Your objective:
Emit the line that holds "Convert this document image to plain text." and all lines following it through the end of the data, verbatim, and nothing else.

Data rows:
== == ==

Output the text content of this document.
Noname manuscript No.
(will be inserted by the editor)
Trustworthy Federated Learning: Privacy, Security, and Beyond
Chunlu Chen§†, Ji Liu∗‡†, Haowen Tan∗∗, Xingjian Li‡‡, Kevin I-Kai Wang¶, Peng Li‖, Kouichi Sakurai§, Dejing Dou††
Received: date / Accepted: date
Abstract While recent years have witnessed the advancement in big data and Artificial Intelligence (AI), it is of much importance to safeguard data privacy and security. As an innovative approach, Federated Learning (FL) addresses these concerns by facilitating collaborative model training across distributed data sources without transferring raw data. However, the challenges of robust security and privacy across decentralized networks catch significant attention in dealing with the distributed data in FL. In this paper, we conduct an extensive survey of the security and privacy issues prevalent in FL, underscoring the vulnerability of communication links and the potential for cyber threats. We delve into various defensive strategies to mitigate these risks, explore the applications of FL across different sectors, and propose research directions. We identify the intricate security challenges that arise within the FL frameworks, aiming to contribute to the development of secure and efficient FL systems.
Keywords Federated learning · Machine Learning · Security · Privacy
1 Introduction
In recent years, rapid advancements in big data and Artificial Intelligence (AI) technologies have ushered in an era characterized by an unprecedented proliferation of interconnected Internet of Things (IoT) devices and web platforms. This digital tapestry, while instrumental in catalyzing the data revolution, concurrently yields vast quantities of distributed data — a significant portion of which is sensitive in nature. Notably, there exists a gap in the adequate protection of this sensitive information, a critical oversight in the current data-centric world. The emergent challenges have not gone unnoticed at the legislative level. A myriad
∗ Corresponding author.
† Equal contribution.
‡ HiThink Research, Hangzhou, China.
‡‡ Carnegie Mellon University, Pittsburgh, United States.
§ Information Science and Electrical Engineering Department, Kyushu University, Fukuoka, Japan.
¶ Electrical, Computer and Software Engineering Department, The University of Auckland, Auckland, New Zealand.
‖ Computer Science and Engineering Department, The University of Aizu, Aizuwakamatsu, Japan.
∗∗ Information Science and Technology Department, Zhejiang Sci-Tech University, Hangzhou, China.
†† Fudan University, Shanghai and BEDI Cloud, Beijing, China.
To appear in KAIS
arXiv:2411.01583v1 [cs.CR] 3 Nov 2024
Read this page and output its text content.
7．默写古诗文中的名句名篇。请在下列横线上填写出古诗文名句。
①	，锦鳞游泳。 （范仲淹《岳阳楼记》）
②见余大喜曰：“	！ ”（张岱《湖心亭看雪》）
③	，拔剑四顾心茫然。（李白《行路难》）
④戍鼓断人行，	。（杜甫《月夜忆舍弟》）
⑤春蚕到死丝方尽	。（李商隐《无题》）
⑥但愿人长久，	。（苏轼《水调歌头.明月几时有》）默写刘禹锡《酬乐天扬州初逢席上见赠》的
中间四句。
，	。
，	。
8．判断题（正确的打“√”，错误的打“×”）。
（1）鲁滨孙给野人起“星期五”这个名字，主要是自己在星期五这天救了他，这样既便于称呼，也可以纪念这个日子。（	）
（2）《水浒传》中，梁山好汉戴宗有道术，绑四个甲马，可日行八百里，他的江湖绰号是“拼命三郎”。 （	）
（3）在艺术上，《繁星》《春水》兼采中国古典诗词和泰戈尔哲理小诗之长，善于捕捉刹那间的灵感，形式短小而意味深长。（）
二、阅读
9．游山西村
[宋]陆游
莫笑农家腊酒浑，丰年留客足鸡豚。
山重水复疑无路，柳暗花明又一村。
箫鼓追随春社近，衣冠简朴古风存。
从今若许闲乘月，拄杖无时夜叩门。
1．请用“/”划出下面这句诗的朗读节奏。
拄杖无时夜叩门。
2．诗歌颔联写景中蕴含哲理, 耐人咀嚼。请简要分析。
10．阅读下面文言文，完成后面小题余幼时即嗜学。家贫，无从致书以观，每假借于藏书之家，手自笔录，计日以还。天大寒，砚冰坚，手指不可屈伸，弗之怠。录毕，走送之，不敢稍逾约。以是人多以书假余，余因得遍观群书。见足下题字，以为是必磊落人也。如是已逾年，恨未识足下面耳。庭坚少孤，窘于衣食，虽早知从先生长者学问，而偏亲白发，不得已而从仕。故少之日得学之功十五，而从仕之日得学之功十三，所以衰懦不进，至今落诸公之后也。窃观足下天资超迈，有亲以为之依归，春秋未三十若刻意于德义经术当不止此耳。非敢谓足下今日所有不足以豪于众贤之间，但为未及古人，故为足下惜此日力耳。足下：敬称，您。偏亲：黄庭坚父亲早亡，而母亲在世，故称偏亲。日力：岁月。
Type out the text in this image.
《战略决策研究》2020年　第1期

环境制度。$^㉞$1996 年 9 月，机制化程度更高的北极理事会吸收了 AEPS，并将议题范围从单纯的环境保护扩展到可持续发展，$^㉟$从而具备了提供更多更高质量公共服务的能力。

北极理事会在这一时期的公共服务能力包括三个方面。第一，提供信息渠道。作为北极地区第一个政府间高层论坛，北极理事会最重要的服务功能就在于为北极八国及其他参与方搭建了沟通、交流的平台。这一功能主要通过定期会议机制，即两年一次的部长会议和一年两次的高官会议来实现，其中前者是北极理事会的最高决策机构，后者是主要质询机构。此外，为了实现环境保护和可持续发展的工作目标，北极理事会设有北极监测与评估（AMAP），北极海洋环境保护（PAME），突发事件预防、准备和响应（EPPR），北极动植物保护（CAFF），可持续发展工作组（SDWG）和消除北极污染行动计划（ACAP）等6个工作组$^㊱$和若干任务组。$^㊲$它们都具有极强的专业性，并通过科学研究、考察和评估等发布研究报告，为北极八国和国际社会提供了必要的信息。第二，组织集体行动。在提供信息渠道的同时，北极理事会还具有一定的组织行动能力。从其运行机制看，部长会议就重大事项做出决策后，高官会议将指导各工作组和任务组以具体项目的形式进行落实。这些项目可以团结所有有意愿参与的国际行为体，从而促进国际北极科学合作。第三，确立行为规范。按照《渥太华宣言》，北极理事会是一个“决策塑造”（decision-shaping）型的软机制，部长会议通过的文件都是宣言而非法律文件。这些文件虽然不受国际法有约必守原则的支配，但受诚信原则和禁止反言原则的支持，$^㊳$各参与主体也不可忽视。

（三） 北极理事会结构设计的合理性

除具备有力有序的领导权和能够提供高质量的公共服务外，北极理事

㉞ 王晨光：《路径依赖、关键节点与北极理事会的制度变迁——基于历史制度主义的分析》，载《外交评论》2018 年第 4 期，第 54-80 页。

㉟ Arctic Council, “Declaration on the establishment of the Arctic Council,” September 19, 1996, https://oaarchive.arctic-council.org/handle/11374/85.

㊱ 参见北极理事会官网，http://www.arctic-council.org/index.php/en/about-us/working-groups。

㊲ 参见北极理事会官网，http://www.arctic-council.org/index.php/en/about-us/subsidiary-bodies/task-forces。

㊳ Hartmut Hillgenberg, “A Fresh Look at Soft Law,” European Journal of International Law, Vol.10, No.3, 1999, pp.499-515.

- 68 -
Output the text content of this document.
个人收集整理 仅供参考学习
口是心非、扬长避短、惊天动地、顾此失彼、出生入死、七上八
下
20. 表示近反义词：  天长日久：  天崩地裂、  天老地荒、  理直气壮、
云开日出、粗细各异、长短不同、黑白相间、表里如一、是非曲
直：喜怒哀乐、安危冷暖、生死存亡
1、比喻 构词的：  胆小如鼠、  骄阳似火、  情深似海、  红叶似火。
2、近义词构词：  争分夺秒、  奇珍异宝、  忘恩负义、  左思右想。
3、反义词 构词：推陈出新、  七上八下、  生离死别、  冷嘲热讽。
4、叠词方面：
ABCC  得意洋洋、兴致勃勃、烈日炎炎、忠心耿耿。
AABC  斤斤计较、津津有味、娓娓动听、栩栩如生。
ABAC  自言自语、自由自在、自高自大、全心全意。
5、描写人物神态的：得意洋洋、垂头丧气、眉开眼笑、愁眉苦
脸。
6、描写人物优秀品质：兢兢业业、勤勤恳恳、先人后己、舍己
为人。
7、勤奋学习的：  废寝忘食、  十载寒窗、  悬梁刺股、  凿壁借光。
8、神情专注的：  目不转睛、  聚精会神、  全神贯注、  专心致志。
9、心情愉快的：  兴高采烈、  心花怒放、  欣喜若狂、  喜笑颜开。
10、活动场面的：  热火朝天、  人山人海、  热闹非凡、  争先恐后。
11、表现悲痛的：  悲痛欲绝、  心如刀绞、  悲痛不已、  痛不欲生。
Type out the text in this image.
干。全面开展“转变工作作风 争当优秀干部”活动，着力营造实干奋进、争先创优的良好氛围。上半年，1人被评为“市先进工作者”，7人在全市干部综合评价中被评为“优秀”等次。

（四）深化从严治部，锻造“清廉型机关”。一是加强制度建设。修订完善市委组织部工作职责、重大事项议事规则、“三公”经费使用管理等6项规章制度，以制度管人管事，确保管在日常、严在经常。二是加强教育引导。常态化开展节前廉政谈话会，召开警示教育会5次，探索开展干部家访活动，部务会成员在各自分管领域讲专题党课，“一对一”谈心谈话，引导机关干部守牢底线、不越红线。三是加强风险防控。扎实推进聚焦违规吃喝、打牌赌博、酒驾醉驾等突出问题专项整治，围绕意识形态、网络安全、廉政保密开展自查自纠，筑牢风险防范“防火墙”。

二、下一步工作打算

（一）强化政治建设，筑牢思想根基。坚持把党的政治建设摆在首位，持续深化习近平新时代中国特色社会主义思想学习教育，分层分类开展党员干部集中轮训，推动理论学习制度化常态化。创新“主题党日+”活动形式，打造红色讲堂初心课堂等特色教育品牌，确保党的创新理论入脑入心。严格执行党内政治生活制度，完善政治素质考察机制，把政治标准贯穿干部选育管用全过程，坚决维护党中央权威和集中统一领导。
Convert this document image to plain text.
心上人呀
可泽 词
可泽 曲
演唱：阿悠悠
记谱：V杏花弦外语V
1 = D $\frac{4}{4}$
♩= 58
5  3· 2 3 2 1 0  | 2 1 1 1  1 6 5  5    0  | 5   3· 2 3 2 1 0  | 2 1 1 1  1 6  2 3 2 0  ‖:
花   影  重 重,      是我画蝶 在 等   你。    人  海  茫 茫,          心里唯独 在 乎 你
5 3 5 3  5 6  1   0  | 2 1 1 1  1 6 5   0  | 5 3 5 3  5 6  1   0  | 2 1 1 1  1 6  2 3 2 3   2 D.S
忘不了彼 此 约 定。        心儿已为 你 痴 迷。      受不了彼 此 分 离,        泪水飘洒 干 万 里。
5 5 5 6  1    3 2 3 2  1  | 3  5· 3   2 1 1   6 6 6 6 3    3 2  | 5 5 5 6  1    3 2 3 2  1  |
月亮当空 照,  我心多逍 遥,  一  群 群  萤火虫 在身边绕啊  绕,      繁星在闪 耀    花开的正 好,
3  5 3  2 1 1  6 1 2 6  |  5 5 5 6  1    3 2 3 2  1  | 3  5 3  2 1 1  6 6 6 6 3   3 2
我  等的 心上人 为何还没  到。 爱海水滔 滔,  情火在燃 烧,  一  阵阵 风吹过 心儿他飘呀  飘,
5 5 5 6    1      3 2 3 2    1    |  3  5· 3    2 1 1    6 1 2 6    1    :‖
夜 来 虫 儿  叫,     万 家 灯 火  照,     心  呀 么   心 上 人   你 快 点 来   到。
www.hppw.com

== == ==

Result of this exercise:
Convert this document image to plain text.
心上人呀
可泽 词
可泽 曲
演唱：阿悠悠
记谱：V杏花弦外语V
1 = D $\frac{4}{4}$
♩= 58
5  3· 2 3 2 1 0  | 2 1 1 1  1 6 5  5    0  | 5   3· 2 3 2 1 0  | 2 1 1 1  1 6  2 3 2 0  ‖:
花   影  重 重,      是我画蝶 在 等   你。    人  海  茫 茫,          心里唯独 在 乎 你
5 3 5 3  5 6  1   0  | 2 1 1 1  1 6 5   0  | 5 3 5 3  5 6  1   0  | 2 1 1 1  1 6  2 3 2 3   2 D.S
忘不了彼 此 约 定。        心儿已为 你 痴 迷。      受不了彼 此 分 离,        泪水飘洒 干 万 里。
5 5 5 6  1    3 2 3 2  1  | 3  5· 3   2 1 1   6 6 6 6 3    3 2  | 5 5 5 6  1    3 2 3 2  1  |
月亮当空 照,  我心多逍 遥,  一  群 群  萤火虫 在身边绕啊  绕,      繁星在闪 耀    花开的正 好,
3  5 3  2 1 1  6 1 2 6  |  5 5 5 6  1    3 2 3 2  1  | 3  5 3  2 1 1  6 6 6 6 3   3 2
我  等的 心上人 为何还没  到。 爱海水滔 滔,  情火在燃 烧,  一  阵阵 风吹过 心儿他飘呀  飘,
5 5 5 6    1      3 2 3 2    1    |  3  5· 3    2 1 1    6 1 2 6    1    :‖
夜 来 虫 儿  叫,     万 家 灯 火  照,     心  呀 么   心 上 人   你 快 点 来   到。
www.hppw.com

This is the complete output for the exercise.